▸ Your task: In full and without alteration, repeat the material.
▬▬▬▬▬▬▬▬▬▬
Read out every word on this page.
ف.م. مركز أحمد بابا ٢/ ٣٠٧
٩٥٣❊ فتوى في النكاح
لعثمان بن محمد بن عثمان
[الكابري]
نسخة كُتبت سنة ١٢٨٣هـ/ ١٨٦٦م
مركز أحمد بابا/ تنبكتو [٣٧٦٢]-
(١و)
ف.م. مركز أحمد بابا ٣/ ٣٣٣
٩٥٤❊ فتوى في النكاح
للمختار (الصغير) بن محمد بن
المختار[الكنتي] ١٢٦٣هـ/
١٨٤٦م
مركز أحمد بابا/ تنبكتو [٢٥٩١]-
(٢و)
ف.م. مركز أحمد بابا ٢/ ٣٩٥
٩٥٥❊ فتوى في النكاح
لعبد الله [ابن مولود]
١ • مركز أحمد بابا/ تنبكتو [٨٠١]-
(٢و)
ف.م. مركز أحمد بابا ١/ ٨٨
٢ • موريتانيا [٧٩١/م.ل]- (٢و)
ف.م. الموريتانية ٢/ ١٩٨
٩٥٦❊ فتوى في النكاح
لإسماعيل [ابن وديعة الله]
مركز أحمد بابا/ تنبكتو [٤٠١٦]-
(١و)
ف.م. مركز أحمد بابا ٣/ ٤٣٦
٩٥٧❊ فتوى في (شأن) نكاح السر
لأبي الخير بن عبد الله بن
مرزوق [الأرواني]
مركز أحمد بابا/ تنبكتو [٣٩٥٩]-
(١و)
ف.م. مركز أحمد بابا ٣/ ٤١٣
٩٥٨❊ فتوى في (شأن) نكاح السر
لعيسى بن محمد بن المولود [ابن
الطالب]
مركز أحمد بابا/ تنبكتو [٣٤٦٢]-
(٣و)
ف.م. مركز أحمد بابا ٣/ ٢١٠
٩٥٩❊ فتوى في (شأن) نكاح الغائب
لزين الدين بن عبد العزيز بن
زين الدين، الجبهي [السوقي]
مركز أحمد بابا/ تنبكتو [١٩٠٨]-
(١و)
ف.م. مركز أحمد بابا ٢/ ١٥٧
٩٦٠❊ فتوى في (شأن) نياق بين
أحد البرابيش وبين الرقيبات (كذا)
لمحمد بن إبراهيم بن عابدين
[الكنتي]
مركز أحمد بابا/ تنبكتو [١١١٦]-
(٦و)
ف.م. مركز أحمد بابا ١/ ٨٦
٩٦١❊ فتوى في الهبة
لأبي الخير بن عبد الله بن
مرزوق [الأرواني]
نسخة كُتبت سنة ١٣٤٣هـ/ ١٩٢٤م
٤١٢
▬▬▬▬▬▬▬▬▬▬
▸ Correct answer:
Read out every word on this page.
ف.م. مركز أحمد بابا ٢/ ٣٠٧
٩٥٣❊ فتوى في النكاح
لعثمان بن محمد بن عثمان
[الكابري]
نسخة كُتبت سنة ١٢٨٣هـ/ ١٨٦٦م
مركز أحمد بابا/ تنبكتو [٣٧٦٢]-
(١و)
ف.م. مركز أحمد بابا ٣/ ٣٣٣
٩٥٤❊ فتوى في النكاح
للمختار (الصغير) بن محمد بن
المختار[الكنتي] ١٢٦٣هـ/
١٨٤٦م
مركز أحمد بابا/ تنبكتو [٢٥٩١]-
(٢و)
ف.م. مركز أحمد بابا ٢/ ٣٩٥
٩٥٥❊ فتوى في النكاح
لعبد الله [ابن مولود]
١ • مركز أحمد بابا/ تنبكتو [٨٠١]-
(٢و)
ف.م. مركز أحمد بابا ١/ ٨٨
٢ • موريتانيا [٧٩١/م.ل]- (٢و)
ف.م. الموريتانية ٢/ ١٩٨
٩٥٦❊ فتوى في النكاح
لإسماعيل [ابن وديعة الله]
مركز أحمد بابا/ تنبكتو [٤٠١٦]-
(١و)
ف.م. مركز أحمد بابا ٣/ ٤٣٦
٩٥٧❊ فتوى في (شأن) نكاح السر
لأبي الخير بن عبد الله بن
مرزوق [الأرواني]
مركز أحمد بابا/ تنبكتو [٣٩٥٩]-
(١و)
ف.م. مركز أحمد بابا ٣/ ٤١٣
٩٥٨❊ فتوى في (شأن) نكاح السر
لعيسى بن محمد بن المولود [ابن
الطالب]
مركز أحمد بابا/ تنبكتو [٣٤٦٢]-
(٣و)
ف.م. مركز أحمد بابا ٣/ ٢١٠
٩٥٩❊ فتوى في (شأن) نكاح الغائب
لزين الدين بن عبد العزيز بن
زين الدين، الجبهي [السوقي]
مركز أحمد بابا/ تنبكتو [١٩٠٨]-
(١و)
ف.م. مركز أحمد بابا ٢/ ١٥٧
٩٦٠❊ فتوى في (شأن) نياق بين
أحد البرابيش وبين الرقيبات (كذا)
لمحمد بن إبراهيم بن عابدين
[الكنتي]
مركز أحمد بابا/ تنبكتو [١١١٦]-
(٦و)
ف.م. مركز أحمد بابا ١/ ٨٦
٩٦١❊ فتوى في الهبة
لأبي الخير بن عبد الله بن
مرزوق [الأرواني]
نسخة كُتبت سنة ١٣٤٣هـ/ ١٩٢٤م
٤١٢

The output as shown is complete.